- Problem to solve
Present the data once more in exactly its original form.

- Raw data
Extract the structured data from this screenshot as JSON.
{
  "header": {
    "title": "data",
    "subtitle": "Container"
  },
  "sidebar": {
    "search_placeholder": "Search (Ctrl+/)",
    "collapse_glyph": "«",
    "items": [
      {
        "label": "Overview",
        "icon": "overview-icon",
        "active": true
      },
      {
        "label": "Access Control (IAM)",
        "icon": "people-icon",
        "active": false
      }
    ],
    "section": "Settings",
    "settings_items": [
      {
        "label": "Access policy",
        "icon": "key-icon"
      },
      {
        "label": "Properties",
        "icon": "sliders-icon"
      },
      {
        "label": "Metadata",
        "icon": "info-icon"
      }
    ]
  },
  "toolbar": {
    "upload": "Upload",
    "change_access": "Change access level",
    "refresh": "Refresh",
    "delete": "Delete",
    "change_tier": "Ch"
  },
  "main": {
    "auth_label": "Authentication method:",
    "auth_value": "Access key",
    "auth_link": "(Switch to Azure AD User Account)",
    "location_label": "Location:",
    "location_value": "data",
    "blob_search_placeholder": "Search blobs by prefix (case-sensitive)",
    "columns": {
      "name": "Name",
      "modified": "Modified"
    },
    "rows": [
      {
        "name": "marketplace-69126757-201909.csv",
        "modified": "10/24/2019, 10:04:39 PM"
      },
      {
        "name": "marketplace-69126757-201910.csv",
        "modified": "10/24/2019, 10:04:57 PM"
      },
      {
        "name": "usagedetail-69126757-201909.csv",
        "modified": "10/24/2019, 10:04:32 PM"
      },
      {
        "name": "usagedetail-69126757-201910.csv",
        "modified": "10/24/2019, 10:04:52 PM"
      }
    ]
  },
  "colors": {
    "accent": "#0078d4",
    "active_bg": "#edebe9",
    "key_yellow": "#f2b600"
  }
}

- Solved exercise
Extract the structured data from this screenshot as JSON.
{
  "header": {
    "title": "data",
    "subtitle": "Container"
  },
  "sidebar": {
    "search_placeholder": "Search (Ctrl+/)",
    "collapse_glyph": "«",
    "items": [
      {
        "label": "Overview",
        "icon": "overview-icon",
        "active": true
      },
      {
        "label": "Access Control (IAM)",
        "icon": "people-icon",
        "active": false
      }
    ],
    "section": "Settings",
    "settings_items": [
      {
        "label": "Access policy",
        "icon": "key-icon"
      },
      {
        "label": "Properties",
        "icon": "sliders-icon"
      },
      {
        "label": "Metadata",
        "icon": "info-icon"
      }
    ]
  },
  "toolbar": {
    "upload": "Upload",
    "change_access": "Change access level",
    "refresh": "Refresh",
    "delete": "Delete",
    "change_tier": "Ch"
  },
  "main": {
    "auth_label": "Authentication method:",
    "auth_value": "Access key",
    "auth_link": "(Switch to Azure AD User Account)",
    "location_label": "Location:",
    "location_value": "data",
    "blob_search_placeholder": "Search blobs by prefix (case-sensitive)",
    "columns": {
      "name": "Name",
      "modified": "Modified"
    },
    "rows": [
      {
        "name": "marketplace-69126757-201909.csv",
        "modified": "10/24/2019, 10:04:39 PM"
      },
      {
        "name": "marketplace-69126757-201910.csv",
        "modified": "10/24/2019, 10:04:57 PM"
      },
      {
        "name": "usagedetail-69126757-201909.csv",
        "modified": "10/24/2019, 10:04:32 PM"
      },
      {
        "name": "usagedetail-69126757-201910.csv",
        "modified": "10/24/2019, 10:04:52 PM"
      }
    ]
  },
  "colors": {
    "accent": "#0078d4",
    "active_bg": "#edebe9",
    "key_yellow": "#f2b600"
  }
}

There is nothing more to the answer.